[Task directions]
Transcribe the listing that follows in full, omitting pictures.
# Start of The data
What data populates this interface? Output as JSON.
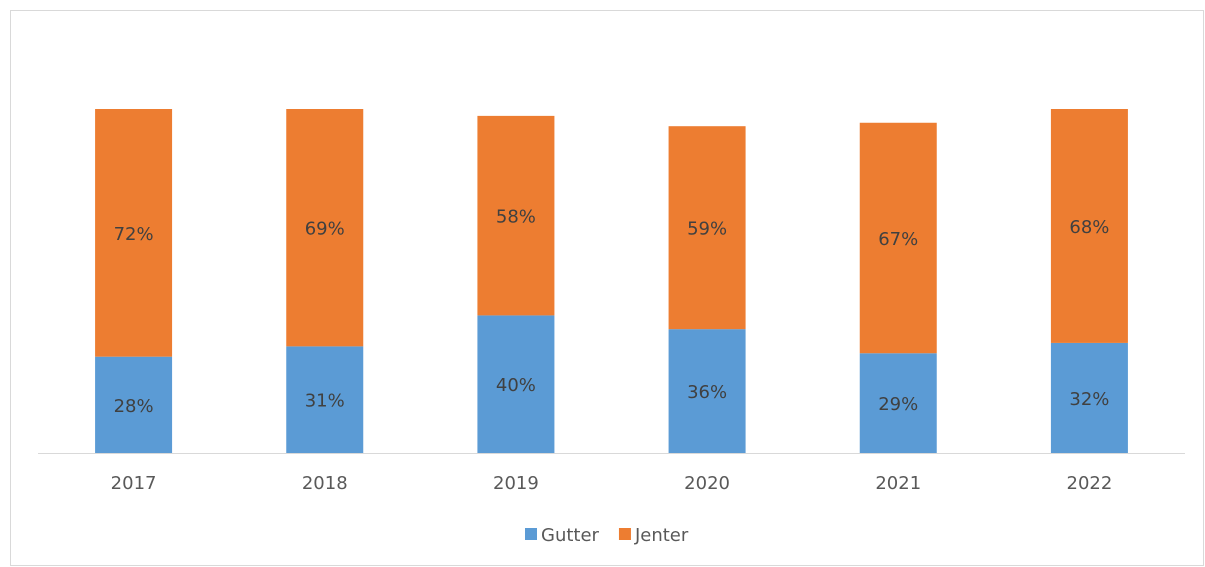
{
  "chart_data": {
    "type": "stacked_bar",
    "categories": [
      "2017",
      "2018",
      "2019",
      "2020",
      "2021",
      "2022"
    ],
    "series": [
      {
        "name": "Gutter",
        "color": "#5b9bd5",
        "values": [
          28,
          31,
          40,
          36,
          29,
          32
        ],
        "value_labels": [
          "28%",
          "31%",
          "40%",
          "36%",
          "29%",
          "32%"
        ]
      },
      {
        "name": "Jenter",
        "color": "#ed7d31",
        "values": [
          72,
          69,
          58,
          59,
          67,
          68
        ],
        "value_labels": [
          "72%",
          "69%",
          "58%",
          "59%",
          "67%",
          "68%"
        ]
      }
    ],
    "legend": "bottom"
  }
}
# End of The data
[Output for this exercise]
What data populates this interface? Output as JSON.
{
  "chart_data": {
    "type": "stacked_bar",
    "categories": [
      "2017",
      "2018",
      "2019",
      "2020",
      "2021",
      "2022"
    ],
    "series": [
      {
        "name": "Gutter",
        "color": "#5b9bd5",
        "values": [
          28,
          31,
          40,
          36,
          29,
          32
        ],
        "value_labels": [
          "28%",
          "31%",
          "40%",
          "36%",
          "29%",
          "32%"
        ]
      },
      {
        "name": "Jenter",
        "color": "#ed7d31",
        "values": [
          72,
          69,
          58,
          59,
          67,
          68
        ],
        "value_labels": [
          "72%",
          "69%",
          "58%",
          "59%",
          "67%",
          "68%"
        ]
      }
    ],
    "legend": "bottom"
  }
}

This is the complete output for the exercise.